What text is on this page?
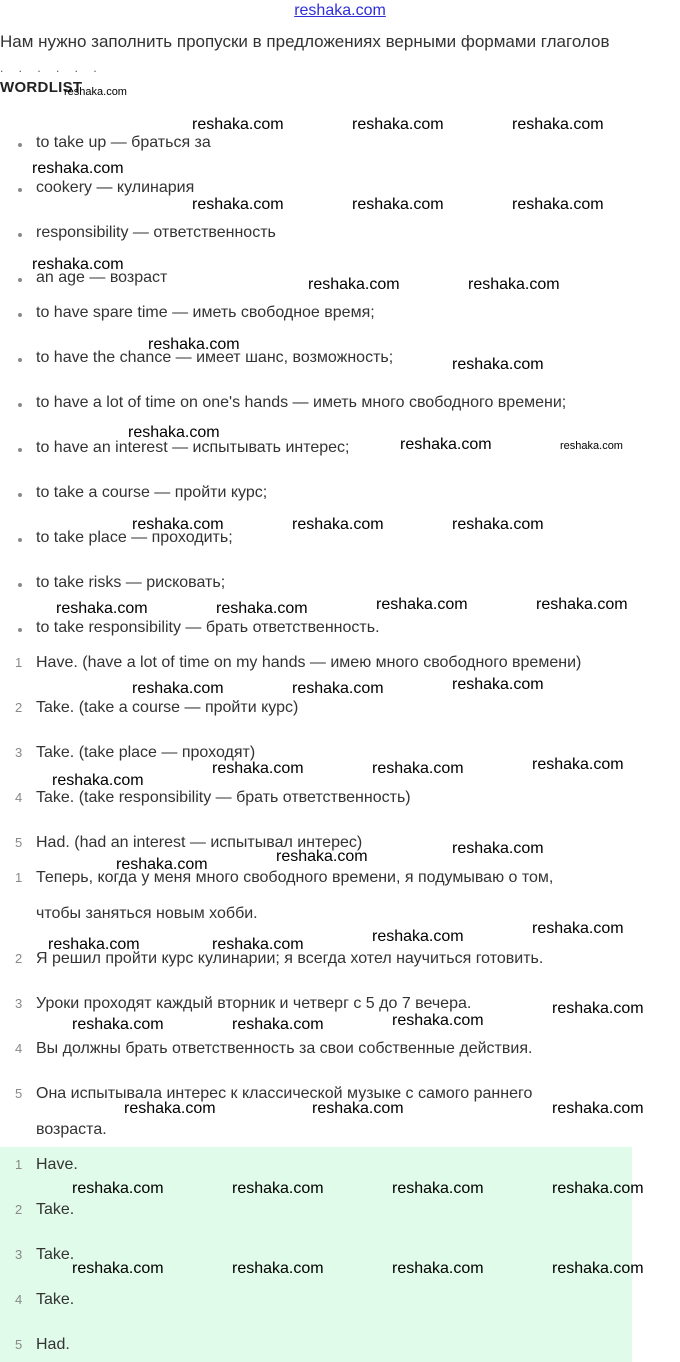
reshaka.com
Нам нужно заполнить пропуски в предложениях верными формами глаголов
. . . . . .
WORDLIST
to take up — браться за
cookery — кулинария
responsibility — ответственность
an age — возраст
to have spare time — иметь свободное время;
to have the chance — имеет шанс, возможность;
to have a lot of time on one's hands — иметь много свободного времени;
to have an interest — испытывать интерес;
to take a course — пройти курс;
to take place — проходить;
to take risks — рисковать;
to take responsibility — брать ответственность.
1 Have. (have a lot of time on my hands — имею много свободного времени)
2 Take. (take a course — пройти курс)
3 Take. (take place — проходят)
4 Take. (take responsibility — брать ответственность)
5 Had. (had an interest — испытывал интерес)
1 Теперь, когда у меня много свободного времени, я подумываю о том,
чтобы заняться новым хобби.
2 Я решил пройти курс кулинарии; я всегда хотел научиться готовить.
3 Уроки проходят каждый вторник и четверг с 5 до 7 вечера.
4 Вы должны брать ответственность за свои собственные действия.
5 Она испытывала интерес к классической музыке с самого раннего
возраста.
1 Have.
2 Take.
3 Take.
4 Take.
5 Had.
reshaka.com
reshaka.com	reshaka.com	reshaka.com
reshaka.com
reshaka.com	reshaka.com	reshaka.com
reshaka.com
reshaka.com	reshaka.com
reshaka.com
reshaka.com
reshaka.com
reshaka.com	reshaka.com
reshaka.com	reshaka.com	reshaka.com
reshaka.com	reshaka.com	reshaka.com	reshaka.com
reshaka.com	reshaka.com	reshaka.com
reshaka.com	reshaka.com	reshaka.com
reshaka.com
reshaka.com
reshaka.com
reshaka.com
reshaka.com	reshaka.com	reshaka.com	reshaka.com
reshaka.com
reshaka.com
reshaka.com	reshaka.com
reshaka.com	reshaka.com	reshaka.com
reshaka.com	reshaka.com	reshaka.com	reshaka.com
reshaka.com	reshaka.com	reshaka.com	reshaka.com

**Exercise objective:**
Only lines with the string "много" belong in your answer; copy each one.

**Exercise result:**
to have a lot of time on one's hands — иметь много свободного времени;
1 Have. (have a lot of time on my hands — имею много свободного времени)
1 Теперь, когда у меня много свободного времени, я подумываю о том,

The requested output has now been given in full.